* Begin Supplied data *

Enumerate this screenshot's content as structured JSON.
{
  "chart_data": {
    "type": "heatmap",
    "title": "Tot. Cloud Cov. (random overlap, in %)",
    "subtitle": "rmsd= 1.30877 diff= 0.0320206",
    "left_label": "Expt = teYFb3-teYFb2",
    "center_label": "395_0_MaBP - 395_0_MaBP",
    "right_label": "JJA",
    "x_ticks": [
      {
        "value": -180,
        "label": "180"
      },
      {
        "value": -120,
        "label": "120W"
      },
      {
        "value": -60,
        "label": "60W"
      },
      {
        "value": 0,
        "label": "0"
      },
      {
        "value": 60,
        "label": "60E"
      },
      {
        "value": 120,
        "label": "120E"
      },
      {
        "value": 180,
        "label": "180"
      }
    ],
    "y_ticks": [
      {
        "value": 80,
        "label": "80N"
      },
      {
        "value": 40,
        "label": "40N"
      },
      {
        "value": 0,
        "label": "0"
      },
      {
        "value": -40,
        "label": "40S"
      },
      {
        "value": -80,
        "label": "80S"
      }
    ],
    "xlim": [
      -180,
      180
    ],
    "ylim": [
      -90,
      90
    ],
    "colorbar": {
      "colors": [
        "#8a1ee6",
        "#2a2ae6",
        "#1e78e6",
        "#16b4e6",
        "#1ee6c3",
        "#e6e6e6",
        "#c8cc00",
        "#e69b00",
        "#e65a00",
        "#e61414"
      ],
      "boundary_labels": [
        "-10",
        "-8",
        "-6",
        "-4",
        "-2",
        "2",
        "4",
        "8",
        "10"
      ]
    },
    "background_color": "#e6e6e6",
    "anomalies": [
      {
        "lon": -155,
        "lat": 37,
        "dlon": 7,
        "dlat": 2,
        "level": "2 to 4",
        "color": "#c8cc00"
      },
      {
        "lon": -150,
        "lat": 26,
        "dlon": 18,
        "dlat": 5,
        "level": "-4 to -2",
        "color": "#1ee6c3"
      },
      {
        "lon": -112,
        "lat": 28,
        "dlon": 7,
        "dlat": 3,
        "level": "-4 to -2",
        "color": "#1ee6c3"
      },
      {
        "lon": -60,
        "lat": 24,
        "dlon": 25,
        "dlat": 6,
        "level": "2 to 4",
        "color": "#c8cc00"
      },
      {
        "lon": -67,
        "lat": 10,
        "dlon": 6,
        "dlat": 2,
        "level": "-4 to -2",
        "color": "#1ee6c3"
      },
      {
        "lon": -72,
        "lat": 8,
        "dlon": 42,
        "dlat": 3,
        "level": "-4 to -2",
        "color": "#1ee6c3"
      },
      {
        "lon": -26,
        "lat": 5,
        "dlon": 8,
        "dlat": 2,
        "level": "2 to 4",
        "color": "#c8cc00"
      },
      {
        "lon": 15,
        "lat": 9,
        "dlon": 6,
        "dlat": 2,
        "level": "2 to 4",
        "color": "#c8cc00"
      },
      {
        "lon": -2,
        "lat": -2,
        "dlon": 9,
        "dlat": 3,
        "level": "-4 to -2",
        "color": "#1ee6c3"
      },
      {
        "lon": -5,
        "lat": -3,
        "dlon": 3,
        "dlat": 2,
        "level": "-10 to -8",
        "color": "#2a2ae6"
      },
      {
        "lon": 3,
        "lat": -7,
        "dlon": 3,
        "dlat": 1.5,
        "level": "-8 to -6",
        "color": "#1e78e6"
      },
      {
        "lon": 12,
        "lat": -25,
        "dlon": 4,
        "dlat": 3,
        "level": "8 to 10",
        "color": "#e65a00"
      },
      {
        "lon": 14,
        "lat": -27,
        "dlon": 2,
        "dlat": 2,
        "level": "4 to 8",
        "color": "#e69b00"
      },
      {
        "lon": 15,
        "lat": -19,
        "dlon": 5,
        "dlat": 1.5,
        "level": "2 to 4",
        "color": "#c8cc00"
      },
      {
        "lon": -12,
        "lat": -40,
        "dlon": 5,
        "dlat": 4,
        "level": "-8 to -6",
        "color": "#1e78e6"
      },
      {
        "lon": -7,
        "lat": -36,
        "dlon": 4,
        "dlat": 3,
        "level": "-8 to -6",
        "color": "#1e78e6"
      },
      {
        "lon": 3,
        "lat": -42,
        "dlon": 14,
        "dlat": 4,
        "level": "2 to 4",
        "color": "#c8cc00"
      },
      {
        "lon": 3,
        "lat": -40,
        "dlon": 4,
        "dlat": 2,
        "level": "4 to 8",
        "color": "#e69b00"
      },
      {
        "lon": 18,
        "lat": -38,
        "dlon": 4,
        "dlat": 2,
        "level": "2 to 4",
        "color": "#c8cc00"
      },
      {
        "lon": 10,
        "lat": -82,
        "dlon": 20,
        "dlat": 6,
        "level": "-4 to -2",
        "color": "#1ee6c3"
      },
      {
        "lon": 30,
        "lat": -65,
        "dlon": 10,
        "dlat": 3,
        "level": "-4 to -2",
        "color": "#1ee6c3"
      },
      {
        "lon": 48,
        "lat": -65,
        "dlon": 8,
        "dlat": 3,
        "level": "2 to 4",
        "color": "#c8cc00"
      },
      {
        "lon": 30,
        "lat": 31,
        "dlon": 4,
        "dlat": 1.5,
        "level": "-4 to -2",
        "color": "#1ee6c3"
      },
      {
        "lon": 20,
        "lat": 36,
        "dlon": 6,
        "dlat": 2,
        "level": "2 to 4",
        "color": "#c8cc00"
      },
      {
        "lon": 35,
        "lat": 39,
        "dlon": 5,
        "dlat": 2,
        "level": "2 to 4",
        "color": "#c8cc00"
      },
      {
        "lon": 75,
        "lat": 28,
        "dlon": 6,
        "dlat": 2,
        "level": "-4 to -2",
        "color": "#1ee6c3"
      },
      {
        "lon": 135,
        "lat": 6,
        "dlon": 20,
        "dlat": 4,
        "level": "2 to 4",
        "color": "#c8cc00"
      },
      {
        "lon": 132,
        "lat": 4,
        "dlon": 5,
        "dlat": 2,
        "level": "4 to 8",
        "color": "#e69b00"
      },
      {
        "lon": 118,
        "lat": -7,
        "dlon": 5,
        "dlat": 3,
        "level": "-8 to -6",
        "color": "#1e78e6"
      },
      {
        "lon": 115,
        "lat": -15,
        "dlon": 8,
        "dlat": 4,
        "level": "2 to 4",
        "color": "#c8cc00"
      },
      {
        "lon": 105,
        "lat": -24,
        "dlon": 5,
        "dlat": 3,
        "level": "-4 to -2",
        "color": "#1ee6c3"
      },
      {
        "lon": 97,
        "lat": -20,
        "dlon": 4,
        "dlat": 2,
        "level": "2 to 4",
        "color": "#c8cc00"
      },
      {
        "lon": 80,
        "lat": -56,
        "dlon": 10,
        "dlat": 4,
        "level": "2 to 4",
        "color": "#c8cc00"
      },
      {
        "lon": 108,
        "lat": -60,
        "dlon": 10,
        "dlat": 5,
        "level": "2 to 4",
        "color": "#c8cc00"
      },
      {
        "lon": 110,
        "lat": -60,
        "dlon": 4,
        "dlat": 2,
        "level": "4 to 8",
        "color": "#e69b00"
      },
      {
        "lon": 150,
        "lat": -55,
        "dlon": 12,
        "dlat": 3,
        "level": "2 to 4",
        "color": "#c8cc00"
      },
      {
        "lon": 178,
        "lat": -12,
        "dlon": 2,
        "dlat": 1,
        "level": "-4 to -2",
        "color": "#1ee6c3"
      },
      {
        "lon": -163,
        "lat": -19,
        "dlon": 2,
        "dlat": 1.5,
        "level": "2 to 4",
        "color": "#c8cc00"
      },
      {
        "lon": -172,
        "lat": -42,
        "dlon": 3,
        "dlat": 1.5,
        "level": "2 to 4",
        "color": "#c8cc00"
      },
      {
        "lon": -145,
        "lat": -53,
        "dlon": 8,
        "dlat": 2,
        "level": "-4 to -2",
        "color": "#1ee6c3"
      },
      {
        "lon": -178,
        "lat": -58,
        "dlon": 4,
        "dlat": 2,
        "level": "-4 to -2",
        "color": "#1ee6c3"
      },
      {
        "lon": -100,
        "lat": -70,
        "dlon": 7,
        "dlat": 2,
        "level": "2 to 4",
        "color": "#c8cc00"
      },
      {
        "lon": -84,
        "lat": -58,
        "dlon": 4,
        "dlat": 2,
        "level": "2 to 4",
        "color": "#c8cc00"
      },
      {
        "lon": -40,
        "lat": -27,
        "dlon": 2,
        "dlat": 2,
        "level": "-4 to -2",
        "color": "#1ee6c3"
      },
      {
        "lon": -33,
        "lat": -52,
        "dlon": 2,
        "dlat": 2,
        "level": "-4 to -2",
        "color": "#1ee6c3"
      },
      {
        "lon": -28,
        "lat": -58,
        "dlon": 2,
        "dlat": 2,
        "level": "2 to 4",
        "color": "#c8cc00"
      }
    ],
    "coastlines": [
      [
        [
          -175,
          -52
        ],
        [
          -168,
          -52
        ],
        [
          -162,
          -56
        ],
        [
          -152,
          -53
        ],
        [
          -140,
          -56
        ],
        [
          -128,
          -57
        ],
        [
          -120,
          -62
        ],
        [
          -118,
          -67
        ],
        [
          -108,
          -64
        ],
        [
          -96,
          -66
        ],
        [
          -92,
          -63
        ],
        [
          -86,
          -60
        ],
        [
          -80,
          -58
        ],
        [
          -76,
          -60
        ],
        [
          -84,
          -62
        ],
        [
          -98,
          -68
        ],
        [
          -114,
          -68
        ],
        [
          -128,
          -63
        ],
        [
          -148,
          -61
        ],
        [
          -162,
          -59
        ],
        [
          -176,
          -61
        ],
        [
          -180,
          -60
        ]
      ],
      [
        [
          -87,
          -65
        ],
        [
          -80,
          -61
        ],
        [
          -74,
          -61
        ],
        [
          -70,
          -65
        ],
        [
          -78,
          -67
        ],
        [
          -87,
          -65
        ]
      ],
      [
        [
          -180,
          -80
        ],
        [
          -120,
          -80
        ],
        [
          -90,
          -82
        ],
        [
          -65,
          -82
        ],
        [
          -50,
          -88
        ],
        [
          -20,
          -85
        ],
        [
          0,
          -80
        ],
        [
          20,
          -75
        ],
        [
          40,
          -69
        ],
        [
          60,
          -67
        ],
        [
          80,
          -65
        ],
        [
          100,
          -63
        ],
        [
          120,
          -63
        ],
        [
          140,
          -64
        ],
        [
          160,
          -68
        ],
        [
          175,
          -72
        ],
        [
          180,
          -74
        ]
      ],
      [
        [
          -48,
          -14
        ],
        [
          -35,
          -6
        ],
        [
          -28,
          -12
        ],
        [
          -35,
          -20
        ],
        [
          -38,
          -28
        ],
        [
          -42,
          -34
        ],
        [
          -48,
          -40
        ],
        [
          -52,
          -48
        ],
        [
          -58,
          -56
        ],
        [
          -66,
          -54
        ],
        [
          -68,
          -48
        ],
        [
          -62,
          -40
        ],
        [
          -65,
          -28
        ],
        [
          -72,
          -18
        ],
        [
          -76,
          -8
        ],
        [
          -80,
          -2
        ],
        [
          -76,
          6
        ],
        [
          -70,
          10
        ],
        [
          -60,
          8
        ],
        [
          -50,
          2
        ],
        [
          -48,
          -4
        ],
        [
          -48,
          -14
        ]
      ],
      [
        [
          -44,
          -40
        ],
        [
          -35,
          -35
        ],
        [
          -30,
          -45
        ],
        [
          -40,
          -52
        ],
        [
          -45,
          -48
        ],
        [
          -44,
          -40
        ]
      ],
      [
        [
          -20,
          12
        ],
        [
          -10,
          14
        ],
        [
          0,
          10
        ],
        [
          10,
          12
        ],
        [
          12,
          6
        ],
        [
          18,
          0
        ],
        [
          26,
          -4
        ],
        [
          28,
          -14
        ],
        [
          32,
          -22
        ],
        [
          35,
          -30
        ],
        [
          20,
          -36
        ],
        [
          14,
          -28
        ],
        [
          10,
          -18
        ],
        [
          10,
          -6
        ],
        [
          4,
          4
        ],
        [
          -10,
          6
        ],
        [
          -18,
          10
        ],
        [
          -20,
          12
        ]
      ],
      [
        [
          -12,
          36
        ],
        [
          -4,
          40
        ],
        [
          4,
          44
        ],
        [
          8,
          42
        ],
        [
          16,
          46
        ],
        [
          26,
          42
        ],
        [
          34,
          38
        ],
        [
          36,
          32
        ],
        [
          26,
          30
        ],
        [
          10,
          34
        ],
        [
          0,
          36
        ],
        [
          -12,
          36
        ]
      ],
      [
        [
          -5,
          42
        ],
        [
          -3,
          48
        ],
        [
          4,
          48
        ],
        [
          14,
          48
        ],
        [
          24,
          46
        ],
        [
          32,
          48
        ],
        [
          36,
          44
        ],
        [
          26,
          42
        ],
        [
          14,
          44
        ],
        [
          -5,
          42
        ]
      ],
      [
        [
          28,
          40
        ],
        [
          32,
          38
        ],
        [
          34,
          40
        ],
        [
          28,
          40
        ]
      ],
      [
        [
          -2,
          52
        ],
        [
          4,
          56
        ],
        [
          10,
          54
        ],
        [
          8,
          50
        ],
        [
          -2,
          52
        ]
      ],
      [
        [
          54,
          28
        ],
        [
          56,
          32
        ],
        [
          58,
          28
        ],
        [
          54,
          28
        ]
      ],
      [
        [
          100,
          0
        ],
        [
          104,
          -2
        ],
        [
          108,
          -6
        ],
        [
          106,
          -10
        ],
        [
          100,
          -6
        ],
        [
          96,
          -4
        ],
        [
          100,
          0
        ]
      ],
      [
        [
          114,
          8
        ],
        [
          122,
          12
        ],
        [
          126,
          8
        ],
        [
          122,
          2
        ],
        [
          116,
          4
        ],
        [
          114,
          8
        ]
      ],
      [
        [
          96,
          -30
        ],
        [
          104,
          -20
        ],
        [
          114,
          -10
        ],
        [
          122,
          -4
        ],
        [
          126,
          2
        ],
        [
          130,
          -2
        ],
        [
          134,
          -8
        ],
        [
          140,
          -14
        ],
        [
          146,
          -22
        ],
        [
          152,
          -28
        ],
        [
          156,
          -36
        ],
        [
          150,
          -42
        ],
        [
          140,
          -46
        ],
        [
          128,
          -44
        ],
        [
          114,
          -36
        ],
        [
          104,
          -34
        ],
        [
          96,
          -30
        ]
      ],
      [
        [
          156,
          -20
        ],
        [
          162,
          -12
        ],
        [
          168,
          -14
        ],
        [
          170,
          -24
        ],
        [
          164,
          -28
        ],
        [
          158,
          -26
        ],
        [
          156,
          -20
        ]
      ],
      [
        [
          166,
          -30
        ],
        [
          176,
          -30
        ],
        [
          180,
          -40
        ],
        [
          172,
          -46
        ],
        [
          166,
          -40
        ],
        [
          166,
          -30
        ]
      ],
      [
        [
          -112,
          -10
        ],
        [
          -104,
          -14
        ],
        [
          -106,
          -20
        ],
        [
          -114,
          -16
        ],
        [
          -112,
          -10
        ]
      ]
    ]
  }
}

* End Supplied data *

*Requirement*.
Search the lines above for the string "value" and copy each line that has it.

*The solution*.
        "value": -180,
        "value": -120,
        "value": -60,
        "value": 0,
        "value": 60,
        "value": 120,
        "value": 180,
        "value": 80,
        "value": 40,
        "value": 0,
        "value": -40,
        "value": -80,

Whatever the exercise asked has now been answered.